→ **SELECTED TEXT**
--- Begin ---
Also before the Committee was a statement of programme budget implications concerning a draft resolution on the Convention on the Elimination of All Forms of Discrimination against Women (document A/C.5/56/16). It explains that the Third Committee adopted the draft (document A/C.5/56/L.26), by the terms of which the Assembly would decide to authorize the Committee on the Elimination of Discrimination against Women to hold, on an exceptional basis, an extraordinary three-week session in 2002 to consider reports of States’ parties, thereby reducing the backlog of reports.
Should the Assembly adopt the draft, the Committee on the Elimination of Discrimination against Women would hold an additional session in August 2002 for 15 working days. The additional costs arising from the additional session and the enlargement of its pre-sessional working groups amount to $252,900 under section 9, Economic and social affairs, of the 2002-2003 proposed programme budget. The additional requirements would represent a charge against the contingency fund for 2002-2003, which will be adopted by the General Assembly at its fifty-sixth session.
--- End ---
→ **SUPPLIED DATA**
--- Begin ---
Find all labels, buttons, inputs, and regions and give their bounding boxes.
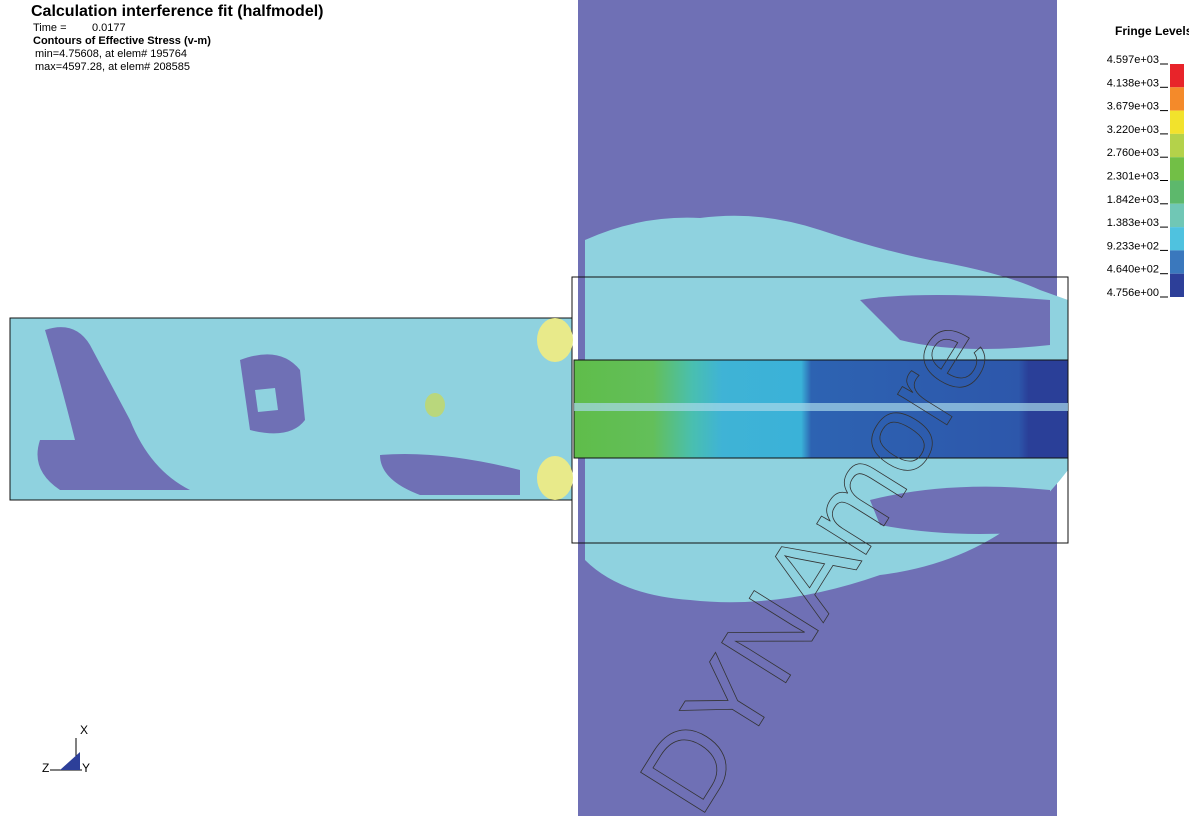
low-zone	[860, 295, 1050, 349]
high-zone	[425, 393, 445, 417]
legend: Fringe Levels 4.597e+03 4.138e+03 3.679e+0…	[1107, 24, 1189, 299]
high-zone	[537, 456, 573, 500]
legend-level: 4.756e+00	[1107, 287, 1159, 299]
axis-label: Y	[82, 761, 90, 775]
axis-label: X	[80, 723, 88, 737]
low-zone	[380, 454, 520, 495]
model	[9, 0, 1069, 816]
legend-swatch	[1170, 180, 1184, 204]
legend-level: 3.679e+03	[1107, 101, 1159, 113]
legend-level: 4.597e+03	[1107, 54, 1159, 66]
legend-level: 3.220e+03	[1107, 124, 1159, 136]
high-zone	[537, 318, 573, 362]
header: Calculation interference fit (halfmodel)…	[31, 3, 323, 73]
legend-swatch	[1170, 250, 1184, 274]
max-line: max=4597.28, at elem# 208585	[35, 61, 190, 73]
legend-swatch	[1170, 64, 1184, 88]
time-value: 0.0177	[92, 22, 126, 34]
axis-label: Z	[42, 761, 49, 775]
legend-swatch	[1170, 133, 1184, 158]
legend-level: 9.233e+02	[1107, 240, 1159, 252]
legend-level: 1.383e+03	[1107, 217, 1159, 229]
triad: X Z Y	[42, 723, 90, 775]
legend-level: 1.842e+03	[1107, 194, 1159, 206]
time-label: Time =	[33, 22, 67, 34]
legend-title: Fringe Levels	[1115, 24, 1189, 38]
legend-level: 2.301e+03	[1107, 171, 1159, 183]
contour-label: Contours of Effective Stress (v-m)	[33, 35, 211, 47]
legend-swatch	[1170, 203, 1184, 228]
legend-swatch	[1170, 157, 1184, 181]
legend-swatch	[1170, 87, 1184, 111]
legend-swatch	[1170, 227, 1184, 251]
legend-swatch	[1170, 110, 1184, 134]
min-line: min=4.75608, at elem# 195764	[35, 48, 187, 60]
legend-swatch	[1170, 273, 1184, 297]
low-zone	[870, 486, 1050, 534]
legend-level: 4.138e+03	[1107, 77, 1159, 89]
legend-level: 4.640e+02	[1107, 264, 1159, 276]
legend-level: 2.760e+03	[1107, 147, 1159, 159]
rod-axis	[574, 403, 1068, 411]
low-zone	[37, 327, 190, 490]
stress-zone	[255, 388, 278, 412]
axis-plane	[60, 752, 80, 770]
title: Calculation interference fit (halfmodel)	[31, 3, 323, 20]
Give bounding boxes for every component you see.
--- End ---
→ **YOUR GOAL**
List every body that the text on programme budget implications names by its full title.

→ **EXERCISE RESPONSE**
- Third Committee
- Committee on the Elimination of Discrimination against Women
- General Assembly